>> Begin

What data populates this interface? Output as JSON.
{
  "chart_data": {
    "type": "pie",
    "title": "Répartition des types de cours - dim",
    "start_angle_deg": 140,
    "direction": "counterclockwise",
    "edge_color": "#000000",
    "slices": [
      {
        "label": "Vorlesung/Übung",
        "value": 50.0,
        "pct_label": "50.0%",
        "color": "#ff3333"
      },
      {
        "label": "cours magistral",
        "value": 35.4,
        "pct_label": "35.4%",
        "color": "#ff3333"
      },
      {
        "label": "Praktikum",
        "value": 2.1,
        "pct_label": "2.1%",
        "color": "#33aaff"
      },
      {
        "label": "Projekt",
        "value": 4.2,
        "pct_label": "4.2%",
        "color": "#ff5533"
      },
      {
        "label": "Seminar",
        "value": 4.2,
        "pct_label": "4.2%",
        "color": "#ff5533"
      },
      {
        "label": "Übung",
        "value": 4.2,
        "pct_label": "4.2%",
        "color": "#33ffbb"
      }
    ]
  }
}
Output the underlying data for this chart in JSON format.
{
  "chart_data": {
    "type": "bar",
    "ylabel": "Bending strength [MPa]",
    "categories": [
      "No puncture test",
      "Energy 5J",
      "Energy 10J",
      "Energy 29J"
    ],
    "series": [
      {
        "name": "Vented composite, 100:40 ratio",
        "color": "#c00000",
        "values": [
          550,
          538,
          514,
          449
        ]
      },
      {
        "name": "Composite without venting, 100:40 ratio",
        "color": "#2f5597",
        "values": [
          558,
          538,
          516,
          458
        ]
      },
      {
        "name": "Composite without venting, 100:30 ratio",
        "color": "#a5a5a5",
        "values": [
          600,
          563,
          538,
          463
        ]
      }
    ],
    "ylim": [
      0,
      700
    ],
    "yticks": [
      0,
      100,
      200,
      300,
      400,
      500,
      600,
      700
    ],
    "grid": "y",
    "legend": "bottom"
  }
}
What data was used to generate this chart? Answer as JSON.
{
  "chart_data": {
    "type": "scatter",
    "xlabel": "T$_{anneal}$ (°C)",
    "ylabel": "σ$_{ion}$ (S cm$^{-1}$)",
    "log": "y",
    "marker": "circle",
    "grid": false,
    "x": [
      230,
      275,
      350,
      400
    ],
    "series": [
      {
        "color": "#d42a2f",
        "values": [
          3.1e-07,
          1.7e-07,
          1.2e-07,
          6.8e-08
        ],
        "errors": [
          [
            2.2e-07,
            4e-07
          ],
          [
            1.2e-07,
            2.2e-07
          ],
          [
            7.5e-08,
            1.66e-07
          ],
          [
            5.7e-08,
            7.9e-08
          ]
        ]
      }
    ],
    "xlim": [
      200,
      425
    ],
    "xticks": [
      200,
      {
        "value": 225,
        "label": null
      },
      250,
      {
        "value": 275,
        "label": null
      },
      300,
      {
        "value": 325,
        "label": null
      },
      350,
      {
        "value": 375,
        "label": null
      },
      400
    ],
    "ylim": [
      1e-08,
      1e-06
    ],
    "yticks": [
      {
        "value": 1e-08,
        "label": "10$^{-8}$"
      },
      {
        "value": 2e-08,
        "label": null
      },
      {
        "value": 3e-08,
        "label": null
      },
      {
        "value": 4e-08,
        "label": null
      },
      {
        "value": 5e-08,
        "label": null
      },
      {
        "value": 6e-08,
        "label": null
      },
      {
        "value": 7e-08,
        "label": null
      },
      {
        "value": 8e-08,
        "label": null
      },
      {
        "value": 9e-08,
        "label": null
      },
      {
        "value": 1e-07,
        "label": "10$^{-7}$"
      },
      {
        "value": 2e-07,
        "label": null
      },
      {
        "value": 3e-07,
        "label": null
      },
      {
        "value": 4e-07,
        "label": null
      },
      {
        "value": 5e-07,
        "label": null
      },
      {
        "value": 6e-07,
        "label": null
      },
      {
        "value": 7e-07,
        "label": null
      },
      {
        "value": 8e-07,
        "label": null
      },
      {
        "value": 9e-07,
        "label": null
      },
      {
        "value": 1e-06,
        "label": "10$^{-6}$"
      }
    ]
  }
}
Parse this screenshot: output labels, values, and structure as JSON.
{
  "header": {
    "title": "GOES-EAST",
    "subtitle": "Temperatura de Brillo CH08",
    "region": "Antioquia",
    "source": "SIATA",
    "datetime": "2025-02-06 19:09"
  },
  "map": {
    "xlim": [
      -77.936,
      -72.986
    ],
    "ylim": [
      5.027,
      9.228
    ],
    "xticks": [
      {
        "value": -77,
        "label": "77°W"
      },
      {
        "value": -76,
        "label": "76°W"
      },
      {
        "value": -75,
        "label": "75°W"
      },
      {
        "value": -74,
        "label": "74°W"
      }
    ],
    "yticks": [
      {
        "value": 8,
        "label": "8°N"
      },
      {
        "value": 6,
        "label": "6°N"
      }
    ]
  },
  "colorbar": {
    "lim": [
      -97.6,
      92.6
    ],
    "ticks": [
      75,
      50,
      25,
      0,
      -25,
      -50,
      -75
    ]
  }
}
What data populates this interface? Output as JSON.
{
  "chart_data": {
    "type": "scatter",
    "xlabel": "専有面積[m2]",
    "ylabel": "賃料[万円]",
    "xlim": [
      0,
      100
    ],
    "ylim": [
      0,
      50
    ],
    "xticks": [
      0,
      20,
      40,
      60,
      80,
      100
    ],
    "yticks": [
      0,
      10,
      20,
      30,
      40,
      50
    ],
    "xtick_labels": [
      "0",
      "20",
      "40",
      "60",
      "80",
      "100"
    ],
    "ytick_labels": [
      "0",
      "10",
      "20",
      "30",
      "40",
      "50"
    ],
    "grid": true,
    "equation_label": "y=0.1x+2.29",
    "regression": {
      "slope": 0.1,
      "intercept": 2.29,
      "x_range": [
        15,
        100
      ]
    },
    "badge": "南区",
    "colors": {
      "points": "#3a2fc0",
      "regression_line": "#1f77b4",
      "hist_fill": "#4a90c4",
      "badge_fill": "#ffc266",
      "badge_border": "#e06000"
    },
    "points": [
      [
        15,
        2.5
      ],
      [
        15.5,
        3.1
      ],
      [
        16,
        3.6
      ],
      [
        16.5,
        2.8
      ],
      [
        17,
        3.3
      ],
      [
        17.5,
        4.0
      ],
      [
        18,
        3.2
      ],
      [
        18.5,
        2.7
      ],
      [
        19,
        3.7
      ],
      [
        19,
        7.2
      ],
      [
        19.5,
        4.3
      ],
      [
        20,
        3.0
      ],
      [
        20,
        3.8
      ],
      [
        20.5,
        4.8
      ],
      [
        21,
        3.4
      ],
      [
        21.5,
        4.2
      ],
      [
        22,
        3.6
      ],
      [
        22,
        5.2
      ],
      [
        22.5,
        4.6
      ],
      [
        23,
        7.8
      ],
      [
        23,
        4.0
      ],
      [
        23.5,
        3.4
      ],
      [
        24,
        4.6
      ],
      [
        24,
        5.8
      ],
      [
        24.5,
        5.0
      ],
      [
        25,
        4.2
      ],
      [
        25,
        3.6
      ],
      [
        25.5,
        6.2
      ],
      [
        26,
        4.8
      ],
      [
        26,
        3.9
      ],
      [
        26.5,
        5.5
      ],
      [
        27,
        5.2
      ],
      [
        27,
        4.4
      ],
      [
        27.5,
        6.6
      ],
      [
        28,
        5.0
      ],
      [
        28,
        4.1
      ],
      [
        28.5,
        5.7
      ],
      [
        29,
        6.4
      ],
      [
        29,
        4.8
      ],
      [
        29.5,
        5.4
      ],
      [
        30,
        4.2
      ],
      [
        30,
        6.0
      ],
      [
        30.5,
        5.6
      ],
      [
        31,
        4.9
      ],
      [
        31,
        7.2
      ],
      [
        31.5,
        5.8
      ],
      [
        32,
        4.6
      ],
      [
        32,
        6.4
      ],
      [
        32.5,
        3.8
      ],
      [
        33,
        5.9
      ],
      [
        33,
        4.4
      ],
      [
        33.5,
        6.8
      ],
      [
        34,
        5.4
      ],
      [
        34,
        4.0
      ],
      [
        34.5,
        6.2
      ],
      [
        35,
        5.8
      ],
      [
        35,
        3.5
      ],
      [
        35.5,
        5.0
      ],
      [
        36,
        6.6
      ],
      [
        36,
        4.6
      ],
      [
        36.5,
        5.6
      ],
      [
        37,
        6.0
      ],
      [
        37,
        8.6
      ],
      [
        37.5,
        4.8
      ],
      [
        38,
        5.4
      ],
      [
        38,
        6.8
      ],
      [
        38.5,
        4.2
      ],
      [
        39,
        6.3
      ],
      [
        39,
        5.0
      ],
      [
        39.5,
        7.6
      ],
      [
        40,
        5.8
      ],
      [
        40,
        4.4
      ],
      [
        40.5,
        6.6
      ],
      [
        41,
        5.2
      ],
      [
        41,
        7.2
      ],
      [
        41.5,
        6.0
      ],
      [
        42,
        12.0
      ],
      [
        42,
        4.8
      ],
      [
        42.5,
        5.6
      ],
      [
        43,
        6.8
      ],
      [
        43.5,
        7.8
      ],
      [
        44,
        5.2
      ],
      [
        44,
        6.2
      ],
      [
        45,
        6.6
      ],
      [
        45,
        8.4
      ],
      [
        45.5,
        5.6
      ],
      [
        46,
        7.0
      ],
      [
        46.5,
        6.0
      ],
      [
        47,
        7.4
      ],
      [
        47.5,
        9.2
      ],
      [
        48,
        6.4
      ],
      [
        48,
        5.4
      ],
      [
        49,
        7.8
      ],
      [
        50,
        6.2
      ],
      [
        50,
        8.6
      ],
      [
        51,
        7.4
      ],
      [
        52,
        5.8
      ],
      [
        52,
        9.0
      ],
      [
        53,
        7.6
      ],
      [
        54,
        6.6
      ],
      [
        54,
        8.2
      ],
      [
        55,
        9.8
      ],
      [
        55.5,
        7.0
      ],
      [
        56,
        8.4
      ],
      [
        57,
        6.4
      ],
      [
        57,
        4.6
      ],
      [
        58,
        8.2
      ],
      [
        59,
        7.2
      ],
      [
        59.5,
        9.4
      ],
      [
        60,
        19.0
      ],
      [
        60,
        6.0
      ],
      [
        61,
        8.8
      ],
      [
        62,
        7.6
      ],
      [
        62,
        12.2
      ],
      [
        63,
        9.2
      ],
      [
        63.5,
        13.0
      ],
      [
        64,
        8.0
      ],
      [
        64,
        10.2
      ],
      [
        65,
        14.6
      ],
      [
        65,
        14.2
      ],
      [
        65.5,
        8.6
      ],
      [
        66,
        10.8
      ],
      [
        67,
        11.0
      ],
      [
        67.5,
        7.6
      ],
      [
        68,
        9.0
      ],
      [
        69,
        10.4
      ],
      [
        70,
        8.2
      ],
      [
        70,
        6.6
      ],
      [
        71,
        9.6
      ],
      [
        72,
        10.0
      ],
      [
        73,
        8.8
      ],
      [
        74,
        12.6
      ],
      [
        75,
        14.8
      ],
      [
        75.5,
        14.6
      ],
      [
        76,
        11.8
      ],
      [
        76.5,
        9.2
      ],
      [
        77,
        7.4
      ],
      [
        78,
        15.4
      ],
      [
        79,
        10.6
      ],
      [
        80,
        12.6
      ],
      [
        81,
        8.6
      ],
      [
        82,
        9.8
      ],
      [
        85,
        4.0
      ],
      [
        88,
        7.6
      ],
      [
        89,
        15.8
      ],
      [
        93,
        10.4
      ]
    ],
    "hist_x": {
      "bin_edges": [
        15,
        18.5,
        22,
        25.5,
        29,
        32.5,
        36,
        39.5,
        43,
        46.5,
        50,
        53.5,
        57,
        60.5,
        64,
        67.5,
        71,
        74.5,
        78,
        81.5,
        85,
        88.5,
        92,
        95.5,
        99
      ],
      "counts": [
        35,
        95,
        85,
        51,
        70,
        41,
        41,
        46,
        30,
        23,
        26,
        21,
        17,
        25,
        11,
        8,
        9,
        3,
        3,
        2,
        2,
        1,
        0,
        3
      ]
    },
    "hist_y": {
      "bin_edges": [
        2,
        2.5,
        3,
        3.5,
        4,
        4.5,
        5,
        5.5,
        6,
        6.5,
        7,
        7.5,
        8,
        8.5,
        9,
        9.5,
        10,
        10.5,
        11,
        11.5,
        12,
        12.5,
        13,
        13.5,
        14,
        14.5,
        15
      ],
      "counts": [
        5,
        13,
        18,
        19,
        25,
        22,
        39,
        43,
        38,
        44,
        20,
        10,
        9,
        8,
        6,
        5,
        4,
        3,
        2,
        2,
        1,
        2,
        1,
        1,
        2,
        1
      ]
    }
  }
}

>> End

▸ Work required:
Locate the word "name" in the data above. Copy every line carrying it.

▸ Solution for this exercise:
        "name": "Vented composite, 100:40 ratio",
        "name": "Composite without venting, 100:40 ratio",
        "name": "Composite without venting, 100:30 ratio",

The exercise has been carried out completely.